**Work instructions:**
Verbatim output of all the material below is required.

[Dataset listings of figures]
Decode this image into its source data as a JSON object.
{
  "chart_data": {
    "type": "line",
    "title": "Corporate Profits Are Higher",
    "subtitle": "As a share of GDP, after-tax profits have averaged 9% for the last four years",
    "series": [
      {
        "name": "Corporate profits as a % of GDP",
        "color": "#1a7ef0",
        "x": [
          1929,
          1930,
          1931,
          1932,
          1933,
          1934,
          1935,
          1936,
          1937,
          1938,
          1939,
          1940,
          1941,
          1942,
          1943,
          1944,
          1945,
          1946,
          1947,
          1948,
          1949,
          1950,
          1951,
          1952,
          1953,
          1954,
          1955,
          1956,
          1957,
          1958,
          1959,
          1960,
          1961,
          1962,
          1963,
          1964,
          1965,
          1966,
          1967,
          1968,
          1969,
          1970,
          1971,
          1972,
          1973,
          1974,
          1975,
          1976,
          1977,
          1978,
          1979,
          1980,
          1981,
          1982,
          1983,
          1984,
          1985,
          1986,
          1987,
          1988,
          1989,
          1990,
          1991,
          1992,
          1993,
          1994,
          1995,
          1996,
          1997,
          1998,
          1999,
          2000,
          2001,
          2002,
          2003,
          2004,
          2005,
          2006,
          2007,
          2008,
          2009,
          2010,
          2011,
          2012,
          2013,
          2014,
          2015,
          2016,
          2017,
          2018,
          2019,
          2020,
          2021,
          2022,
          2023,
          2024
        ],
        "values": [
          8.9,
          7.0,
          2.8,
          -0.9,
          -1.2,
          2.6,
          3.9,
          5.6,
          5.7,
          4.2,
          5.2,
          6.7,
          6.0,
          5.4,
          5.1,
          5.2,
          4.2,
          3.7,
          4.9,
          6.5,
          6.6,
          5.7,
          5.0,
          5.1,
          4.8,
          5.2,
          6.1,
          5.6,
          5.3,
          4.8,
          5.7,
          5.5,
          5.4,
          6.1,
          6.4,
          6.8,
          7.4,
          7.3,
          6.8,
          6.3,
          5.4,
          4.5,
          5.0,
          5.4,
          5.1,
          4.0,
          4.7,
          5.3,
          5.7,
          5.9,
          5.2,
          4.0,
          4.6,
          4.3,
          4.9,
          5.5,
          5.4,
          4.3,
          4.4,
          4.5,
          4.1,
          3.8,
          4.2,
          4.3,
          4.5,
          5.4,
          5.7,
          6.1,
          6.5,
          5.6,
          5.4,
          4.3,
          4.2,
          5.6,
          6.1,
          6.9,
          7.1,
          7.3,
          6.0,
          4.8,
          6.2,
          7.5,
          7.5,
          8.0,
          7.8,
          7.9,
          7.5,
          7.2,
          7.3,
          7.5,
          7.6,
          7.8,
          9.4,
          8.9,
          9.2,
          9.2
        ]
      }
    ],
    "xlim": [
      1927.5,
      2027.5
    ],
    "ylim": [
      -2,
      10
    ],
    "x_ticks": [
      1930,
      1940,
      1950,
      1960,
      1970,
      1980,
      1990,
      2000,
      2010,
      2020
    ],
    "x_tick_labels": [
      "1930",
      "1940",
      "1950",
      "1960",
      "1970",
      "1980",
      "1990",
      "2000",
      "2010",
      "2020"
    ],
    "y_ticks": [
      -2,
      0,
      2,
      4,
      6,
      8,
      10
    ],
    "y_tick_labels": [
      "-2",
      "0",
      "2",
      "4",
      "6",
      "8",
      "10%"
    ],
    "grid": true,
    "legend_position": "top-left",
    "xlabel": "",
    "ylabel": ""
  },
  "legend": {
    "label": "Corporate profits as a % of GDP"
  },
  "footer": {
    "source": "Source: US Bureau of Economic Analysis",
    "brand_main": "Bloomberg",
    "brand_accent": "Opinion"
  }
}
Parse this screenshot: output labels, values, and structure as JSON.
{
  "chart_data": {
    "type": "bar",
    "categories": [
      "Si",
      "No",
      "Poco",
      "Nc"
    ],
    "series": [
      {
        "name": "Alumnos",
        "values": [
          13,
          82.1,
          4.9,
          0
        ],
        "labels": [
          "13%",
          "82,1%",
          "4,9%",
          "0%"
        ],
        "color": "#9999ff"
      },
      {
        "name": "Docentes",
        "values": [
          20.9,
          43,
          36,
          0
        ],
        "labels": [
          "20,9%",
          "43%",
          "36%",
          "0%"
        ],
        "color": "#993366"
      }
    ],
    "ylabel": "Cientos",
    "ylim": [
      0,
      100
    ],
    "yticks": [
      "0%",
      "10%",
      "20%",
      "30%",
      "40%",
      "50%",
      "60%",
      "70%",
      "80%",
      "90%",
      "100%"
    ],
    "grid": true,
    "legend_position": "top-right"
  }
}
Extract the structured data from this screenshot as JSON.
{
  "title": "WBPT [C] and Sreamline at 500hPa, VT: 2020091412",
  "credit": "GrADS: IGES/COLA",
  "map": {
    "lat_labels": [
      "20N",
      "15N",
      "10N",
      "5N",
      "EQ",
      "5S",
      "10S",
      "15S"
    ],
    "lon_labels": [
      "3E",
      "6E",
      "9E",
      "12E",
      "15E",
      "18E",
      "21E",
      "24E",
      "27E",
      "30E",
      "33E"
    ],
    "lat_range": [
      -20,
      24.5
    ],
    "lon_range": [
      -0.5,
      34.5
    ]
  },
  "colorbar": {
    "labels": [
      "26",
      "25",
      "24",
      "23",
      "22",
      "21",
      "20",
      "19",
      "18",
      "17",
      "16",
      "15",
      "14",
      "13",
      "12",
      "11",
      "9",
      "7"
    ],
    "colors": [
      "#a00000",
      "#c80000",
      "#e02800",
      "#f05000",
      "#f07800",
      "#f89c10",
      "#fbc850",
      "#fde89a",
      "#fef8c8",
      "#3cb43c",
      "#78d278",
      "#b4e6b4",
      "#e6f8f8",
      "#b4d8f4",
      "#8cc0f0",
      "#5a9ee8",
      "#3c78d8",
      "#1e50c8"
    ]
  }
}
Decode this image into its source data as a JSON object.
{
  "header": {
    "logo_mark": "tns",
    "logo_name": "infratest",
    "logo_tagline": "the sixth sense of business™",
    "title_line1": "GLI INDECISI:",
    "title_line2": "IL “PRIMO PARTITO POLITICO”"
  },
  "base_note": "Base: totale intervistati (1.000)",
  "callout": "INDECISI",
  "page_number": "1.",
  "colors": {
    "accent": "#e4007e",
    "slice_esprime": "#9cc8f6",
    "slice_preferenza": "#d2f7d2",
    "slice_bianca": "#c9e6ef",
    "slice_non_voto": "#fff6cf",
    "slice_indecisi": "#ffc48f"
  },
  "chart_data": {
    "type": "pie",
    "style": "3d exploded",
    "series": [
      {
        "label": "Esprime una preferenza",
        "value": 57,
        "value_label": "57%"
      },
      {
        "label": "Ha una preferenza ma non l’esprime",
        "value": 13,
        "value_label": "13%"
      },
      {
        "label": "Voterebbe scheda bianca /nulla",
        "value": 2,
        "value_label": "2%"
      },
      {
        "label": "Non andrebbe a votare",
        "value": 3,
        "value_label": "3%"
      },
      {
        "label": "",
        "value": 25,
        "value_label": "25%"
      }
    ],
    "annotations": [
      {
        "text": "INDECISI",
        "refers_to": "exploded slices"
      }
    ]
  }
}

**Worked solution:**
Decode this image into its source data as a JSON object.
{
  "chart_data": {
    "type": "line",
    "title": "Corporate Profits Are Higher",
    "subtitle": "As a share of GDP, after-tax profits have averaged 9% for the last four years",
    "series": [
      {
        "name": "Corporate profits as a % of GDP",
        "color": "#1a7ef0",
        "x": [
          1929,
          1930,
          1931,
          1932,
          1933,
          1934,
          1935,
          1936,
          1937,
          1938,
          1939,
          1940,
          1941,
          1942,
          1943,
          1944,
          1945,
          1946,
          1947,
          1948,
          1949,
          1950,
          1951,
          1952,
          1953,
          1954,
          1955,
          1956,
          1957,
          1958,
          1959,
          1960,
          1961,
          1962,
          1963,
          1964,
          1965,
          1966,
          1967,
          1968,
          1969,
          1970,
          1971,
          1972,
          1973,
          1974,
          1975,
          1976,
          1977,
          1978,
          1979,
          1980,
          1981,
          1982,
          1983,
          1984,
          1985,
          1986,
          1987,
          1988,
          1989,
          1990,
          1991,
          1992,
          1993,
          1994,
          1995,
          1996,
          1997,
          1998,
          1999,
          2000,
          2001,
          2002,
          2003,
          2004,
          2005,
          2006,
          2007,
          2008,
          2009,
          2010,
          2011,
          2012,
          2013,
          2014,
          2015,
          2016,
          2017,
          2018,
          2019,
          2020,
          2021,
          2022,
          2023,
          2024
        ],
        "values": [
          8.9,
          7.0,
          2.8,
          -0.9,
          -1.2,
          2.6,
          3.9,
          5.6,
          5.7,
          4.2,
          5.2,
          6.7,
          6.0,
          5.4,
          5.1,
          5.2,
          4.2,
          3.7,
          4.9,
          6.5,
          6.6,
          5.7,
          5.0,
          5.1,
          4.8,
          5.2,
          6.1,
          5.6,
          5.3,
          4.8,
          5.7,
          5.5,
          5.4,
          6.1,
          6.4,
          6.8,
          7.4,
          7.3,
          6.8,
          6.3,
          5.4,
          4.5,
          5.0,
          5.4,
          5.1,
          4.0,
          4.7,
          5.3,
          5.7,
          5.9,
          5.2,
          4.0,
          4.6,
          4.3,
          4.9,
          5.5,
          5.4,
          4.3,
          4.4,
          4.5,
          4.1,
          3.8,
          4.2,
          4.3,
          4.5,
          5.4,
          5.7,
          6.1,
          6.5,
          5.6,
          5.4,
          4.3,
          4.2,
          5.6,
          6.1,
          6.9,
          7.1,
          7.3,
          6.0,
          4.8,
          6.2,
          7.5,
          7.5,
          8.0,
          7.8,
          7.9,
          7.5,
          7.2,
          7.3,
          7.5,
          7.6,
          7.8,
          9.4,
          8.9,
          9.2,
          9.2
        ]
      }
    ],
    "xlim": [
      1927.5,
      2027.5
    ],
    "ylim": [
      -2,
      10
    ],
    "x_ticks": [
      1930,
      1940,
      1950,
      1960,
      1970,
      1980,
      1990,
      2000,
      2010,
      2020
    ],
    "x_tick_labels": [
      "1930",
      "1940",
      "1950",
      "1960",
      "1970",
      "1980",
      "1990",
      "2000",
      "2010",
      "2020"
    ],
    "y_ticks": [
      -2,
      0,
      2,
      4,
      6,
      8,
      10
    ],
    "y_tick_labels": [
      "-2",
      "0",
      "2",
      "4",
      "6",
      "8",
      "10%"
    ],
    "grid": true,
    "legend_position": "top-left",
    "xlabel": "",
    "ylabel": ""
  },
  "legend": {
    "label": "Corporate profits as a % of GDP"
  },
  "footer": {
    "source": "Source: US Bureau of Economic Analysis",
    "brand_main": "Bloomberg",
    "brand_accent": "Opinion"
  }
}
Parse this screenshot: output labels, values, and structure as JSON.
{
  "chart_data": {
    "type": "bar",
    "categories": [
      "Si",
      "No",
      "Poco",
      "Nc"
    ],
    "series": [
      {
        "name": "Alumnos",
        "values": [
          13,
          82.1,
          4.9,
          0
        ],
        "labels": [
          "13%",
          "82,1%",
          "4,9%",
          "0%"
        ],
        "color": "#9999ff"
      },
      {
        "name": "Docentes",
        "values": [
          20.9,
          43,
          36,
          0
        ],
        "labels": [
          "20,9%",
          "43%",
          "36%",
          "0%"
        ],
        "color": "#993366"
      }
    ],
    "ylabel": "Cientos",
    "ylim": [
      0,
      100
    ],
    "yticks": [
      "0%",
      "10%",
      "20%",
      "30%",
      "40%",
      "50%",
      "60%",
      "70%",
      "80%",
      "90%",
      "100%"
    ],
    "grid": true,
    "legend_position": "top-right"
  }
}
Extract the structured data from this screenshot as JSON.
{
  "title": "WBPT [C] and Sreamline at 500hPa, VT: 2020091412",
  "credit": "GrADS: IGES/COLA",
  "map": {
    "lat_labels": [
      "20N",
      "15N",
      "10N",
      "5N",
      "EQ",
      "5S",
      "10S",
      "15S"
    ],
    "lon_labels": [
      "3E",
      "6E",
      "9E",
      "12E",
      "15E",
      "18E",
      "21E",
      "24E",
      "27E",
      "30E",
      "33E"
    ],
    "lat_range": [
      -20,
      24.5
    ],
    "lon_range": [
      -0.5,
      34.5
    ]
  },
  "colorbar": {
    "labels": [
      "26",
      "25",
      "24",
      "23",
      "22",
      "21",
      "20",
      "19",
      "18",
      "17",
      "16",
      "15",
      "14",
      "13",
      "12",
      "11",
      "9",
      "7"
    ],
    "colors": [
      "#a00000",
      "#c80000",
      "#e02800",
      "#f05000",
      "#f07800",
      "#f89c10",
      "#fbc850",
      "#fde89a",
      "#fef8c8",
      "#3cb43c",
      "#78d278",
      "#b4e6b4",
      "#e6f8f8",
      "#b4d8f4",
      "#8cc0f0",
      "#5a9ee8",
      "#3c78d8",
      "#1e50c8"
    ]
  }
}
Decode this image into its source data as a JSON object.
{
  "header": {
    "logo_mark": "tns",
    "logo_name": "infratest",
    "logo_tagline": "the sixth sense of business™",
    "title_line1": "GLI INDECISI:",
    "title_line2": "IL “PRIMO PARTITO POLITICO”"
  },
  "base_note": "Base: totale intervistati (1.000)",
  "callout": "INDECISI",
  "page_number": "1.",
  "colors": {
    "accent": "#e4007e",
    "slice_esprime": "#9cc8f6",
    "slice_preferenza": "#d2f7d2",
    "slice_bianca": "#c9e6ef",
    "slice_non_voto": "#fff6cf",
    "slice_indecisi": "#ffc48f"
  },
  "chart_data": {
    "type": "pie",
    "style": "3d exploded",
    "series": [
      {
        "label": "Esprime una preferenza",
        "value": 57,
        "value_label": "57%"
      },
      {
        "label": "Ha una preferenza ma non l’esprime",
        "value": 13,
        "value_label": "13%"
      },
      {
        "label": "Voterebbe scheda bianca /nulla",
        "value": 2,
        "value_label": "2%"
      },
      {
        "label": "Non andrebbe a votare",
        "value": 3,
        "value_label": "3%"
      },
      {
        "label": "",
        "value": 25,
        "value_label": "25%"
      }
    ],
    "annotations": [
      {
        "text": "INDECISI",
        "refers_to": "exploded slices"
      }
    ]
  }
}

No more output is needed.